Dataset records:
'''

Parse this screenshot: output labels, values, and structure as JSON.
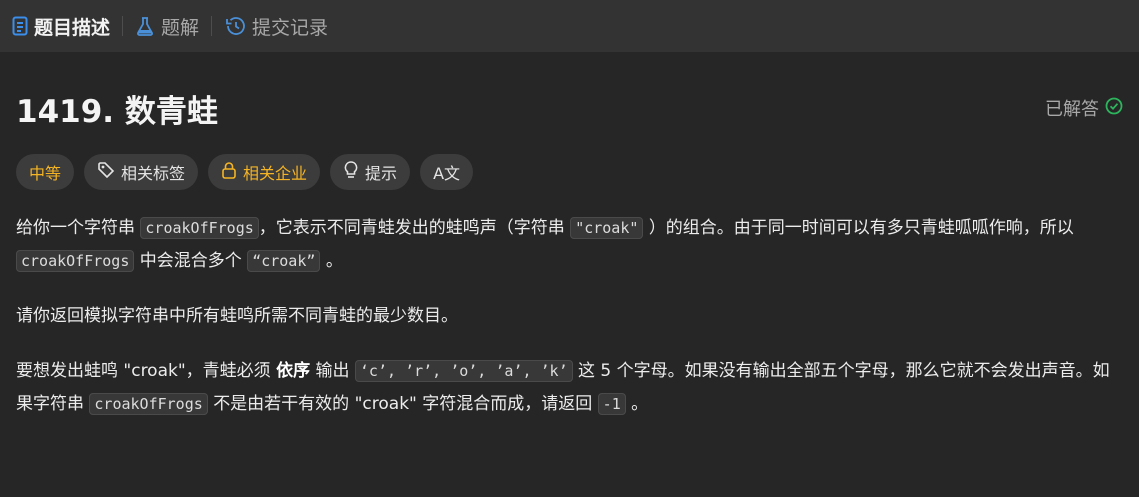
{
  "tabs": [
    {
      "label": "题目描述",
      "icon": "description-icon"
    },
    {
      "label": "题解",
      "icon": "flask-icon"
    },
    {
      "label": "提交记录",
      "icon": "history-icon"
    }
  ],
  "problem": {
    "title": "1419. 数青蛙",
    "status": "已解答",
    "colors": {
      "accent": "#f5b423",
      "solved": "#2db55d"
    }
  },
  "tags": {
    "difficulty": "中等",
    "related_tags": "相关标签",
    "related_companies": "相关企业",
    "hint": "提示",
    "translate": "A文"
  },
  "desc": {
    "p1_a": "给你一个字符串",
    "p1_code1": "croakOfFrogs",
    "p1_b": "，它表示不同青蛙发出的蛙鸣声（字符串",
    "p1_code2": "\"croak\"",
    "p1_c": "）的组合。由于同一时间可以有多只青蛙呱呱作响，所以",
    "p1_code3": "croakOfFrogs",
    "p1_d": "中会混合多个",
    "p1_code4": "“croak”",
    "p1_e": "。",
    "p2": "请你返回模拟字符串中所有蛙鸣所需不同青蛙的最少数目。",
    "p3_a": "要想发出蛙鸣 \"croak\"，青蛙必须",
    "p3_bold": "依序",
    "p3_b": "输出",
    "p3_code1": "‘c’, ’r’, ’o’, ’a’, ’k’",
    "p3_c": "这 5 个字母。如果没有输出全部五个字母，那么它就不会发出声音。如果字符串",
    "p3_code2": "croakOfFrogs",
    "p3_d": "不是由若干有效的 \"croak\" 字符混合而成，请返回",
    "p3_code3": "-1",
    "p3_e": "。"
  }
}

'''

- **Task description**
List all lines above in which the string "croakOfFrogs" appears.

- **Full response**
    "p1_code1": "croakOfFrogs",
    "p1_code3": "croakOfFrogs",
    "p3_code2": "croakOfFrogs",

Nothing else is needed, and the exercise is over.